** Start of ENTRIES PROVIDED **

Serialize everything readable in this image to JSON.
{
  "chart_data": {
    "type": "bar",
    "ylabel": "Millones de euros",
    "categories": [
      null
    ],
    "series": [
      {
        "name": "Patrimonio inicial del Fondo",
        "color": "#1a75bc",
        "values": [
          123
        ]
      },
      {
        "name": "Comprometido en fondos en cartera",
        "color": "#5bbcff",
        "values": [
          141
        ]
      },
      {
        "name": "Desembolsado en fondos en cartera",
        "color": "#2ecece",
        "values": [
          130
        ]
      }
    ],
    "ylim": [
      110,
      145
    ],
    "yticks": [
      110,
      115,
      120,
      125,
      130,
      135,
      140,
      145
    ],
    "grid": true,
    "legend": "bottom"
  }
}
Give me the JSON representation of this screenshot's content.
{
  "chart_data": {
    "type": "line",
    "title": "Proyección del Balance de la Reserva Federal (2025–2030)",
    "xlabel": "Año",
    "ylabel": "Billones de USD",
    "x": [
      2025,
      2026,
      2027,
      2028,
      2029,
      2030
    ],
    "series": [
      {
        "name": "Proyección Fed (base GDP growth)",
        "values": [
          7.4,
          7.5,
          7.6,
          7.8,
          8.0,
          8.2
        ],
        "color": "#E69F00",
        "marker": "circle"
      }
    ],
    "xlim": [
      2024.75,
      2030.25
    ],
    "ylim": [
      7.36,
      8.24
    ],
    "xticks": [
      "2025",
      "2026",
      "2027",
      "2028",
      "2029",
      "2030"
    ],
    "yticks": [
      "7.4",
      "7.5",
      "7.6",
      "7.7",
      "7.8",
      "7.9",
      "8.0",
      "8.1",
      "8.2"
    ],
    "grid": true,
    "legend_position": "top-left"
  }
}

** End of ENTRIES PROVIDED **

▶ _JOB_
Retype all of the data shown above, word for word.

▶ _PROBLEM SOLUTION_
Serialize everything readable in this image to JSON.
{
  "chart_data": {
    "type": "bar",
    "ylabel": "Millones de euros",
    "categories": [
      null
    ],
    "series": [
      {
        "name": "Patrimonio inicial del Fondo",
        "color": "#1a75bc",
        "values": [
          123
        ]
      },
      {
        "name": "Comprometido en fondos en cartera",
        "color": "#5bbcff",
        "values": [
          141
        ]
      },
      {
        "name": "Desembolsado en fondos en cartera",
        "color": "#2ecece",
        "values": [
          130
        ]
      }
    ],
    "ylim": [
      110,
      145
    ],
    "yticks": [
      110,
      115,
      120,
      125,
      130,
      135,
      140,
      145
    ],
    "grid": true,
    "legend": "bottom"
  }
}
Give me the JSON representation of this screenshot's content.
{
  "chart_data": {
    "type": "line",
    "title": "Proyección del Balance de la Reserva Federal (2025–2030)",
    "xlabel": "Año",
    "ylabel": "Billones de USD",
    "x": [
      2025,
      2026,
      2027,
      2028,
      2029,
      2030
    ],
    "series": [
      {
        "name": "Proyección Fed (base GDP growth)",
        "values": [
          7.4,
          7.5,
          7.6,
          7.8,
          8.0,
          8.2
        ],
        "color": "#E69F00",
        "marker": "circle"
      }
    ],
    "xlim": [
      2024.75,
      2030.25
    ],
    "ylim": [
      7.36,
      8.24
    ],
    "xticks": [
      "2025",
      "2026",
      "2027",
      "2028",
      "2029",
      "2030"
    ],
    "yticks": [
      "7.4",
      "7.5",
      "7.6",
      "7.7",
      "7.8",
      "7.9",
      "8.0",
      "8.1",
      "8.2"
    ],
    "grid": true,
    "legend_position": "top-left"
  }
}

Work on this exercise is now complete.